[What to produce] Scan the data beneath this task and copy each line that includes "кодекса".

[Dataset records]
---+---

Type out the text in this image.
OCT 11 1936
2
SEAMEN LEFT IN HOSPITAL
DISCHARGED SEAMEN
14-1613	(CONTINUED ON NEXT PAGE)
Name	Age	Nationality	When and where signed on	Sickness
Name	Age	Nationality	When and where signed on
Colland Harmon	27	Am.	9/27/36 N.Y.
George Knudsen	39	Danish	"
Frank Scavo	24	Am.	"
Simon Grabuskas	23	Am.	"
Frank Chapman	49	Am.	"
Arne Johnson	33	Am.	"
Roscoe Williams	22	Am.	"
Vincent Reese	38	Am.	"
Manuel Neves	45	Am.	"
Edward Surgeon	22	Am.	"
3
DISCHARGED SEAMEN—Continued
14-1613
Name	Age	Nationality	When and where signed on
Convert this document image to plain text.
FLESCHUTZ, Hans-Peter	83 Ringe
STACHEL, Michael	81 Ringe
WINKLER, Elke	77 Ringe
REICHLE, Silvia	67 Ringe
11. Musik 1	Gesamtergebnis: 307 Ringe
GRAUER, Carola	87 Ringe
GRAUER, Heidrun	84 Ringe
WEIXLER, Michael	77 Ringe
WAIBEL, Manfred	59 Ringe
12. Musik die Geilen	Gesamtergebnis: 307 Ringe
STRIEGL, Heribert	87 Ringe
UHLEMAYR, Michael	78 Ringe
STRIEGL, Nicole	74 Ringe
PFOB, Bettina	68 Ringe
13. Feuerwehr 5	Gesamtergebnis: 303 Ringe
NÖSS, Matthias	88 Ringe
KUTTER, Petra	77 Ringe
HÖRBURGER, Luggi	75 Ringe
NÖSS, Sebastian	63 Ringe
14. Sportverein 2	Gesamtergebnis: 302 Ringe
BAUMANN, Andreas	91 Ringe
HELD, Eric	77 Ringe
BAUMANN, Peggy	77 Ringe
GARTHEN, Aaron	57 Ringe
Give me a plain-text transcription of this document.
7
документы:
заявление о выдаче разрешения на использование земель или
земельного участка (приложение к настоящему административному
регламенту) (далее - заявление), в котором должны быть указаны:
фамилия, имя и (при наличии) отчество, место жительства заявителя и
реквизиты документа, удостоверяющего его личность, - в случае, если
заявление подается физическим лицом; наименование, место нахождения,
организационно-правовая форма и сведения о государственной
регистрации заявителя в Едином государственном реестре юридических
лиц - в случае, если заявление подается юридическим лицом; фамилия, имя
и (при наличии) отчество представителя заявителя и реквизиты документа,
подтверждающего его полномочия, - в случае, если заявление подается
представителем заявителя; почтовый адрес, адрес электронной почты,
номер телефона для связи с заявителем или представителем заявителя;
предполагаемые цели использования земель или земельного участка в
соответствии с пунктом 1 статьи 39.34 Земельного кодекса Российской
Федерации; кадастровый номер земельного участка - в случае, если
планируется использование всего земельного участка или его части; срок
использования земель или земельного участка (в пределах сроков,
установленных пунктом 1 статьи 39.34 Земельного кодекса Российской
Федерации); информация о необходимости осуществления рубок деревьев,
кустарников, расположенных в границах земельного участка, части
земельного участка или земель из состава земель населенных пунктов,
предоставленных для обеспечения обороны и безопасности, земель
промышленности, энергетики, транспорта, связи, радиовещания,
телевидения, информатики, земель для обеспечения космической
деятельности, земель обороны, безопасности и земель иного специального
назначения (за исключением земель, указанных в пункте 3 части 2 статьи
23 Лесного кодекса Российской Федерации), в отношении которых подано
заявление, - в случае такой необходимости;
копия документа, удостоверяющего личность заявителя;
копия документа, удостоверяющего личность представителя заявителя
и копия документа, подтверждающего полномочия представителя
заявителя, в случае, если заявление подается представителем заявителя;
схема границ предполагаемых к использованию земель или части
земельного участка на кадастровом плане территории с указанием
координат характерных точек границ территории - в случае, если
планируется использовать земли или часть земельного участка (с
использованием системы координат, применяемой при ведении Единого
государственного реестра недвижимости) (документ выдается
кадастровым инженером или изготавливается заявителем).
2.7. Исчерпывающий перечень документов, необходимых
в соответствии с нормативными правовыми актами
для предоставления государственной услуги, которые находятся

---+---

[The result]
соответствии с пунктом 1 статьи 39.34 Земельного кодекса Российской
установленных пунктом 1 статьи 39.34 Земельного кодекса Российской
23 Лесного кодекса Российской Федерации), в отношении которых подано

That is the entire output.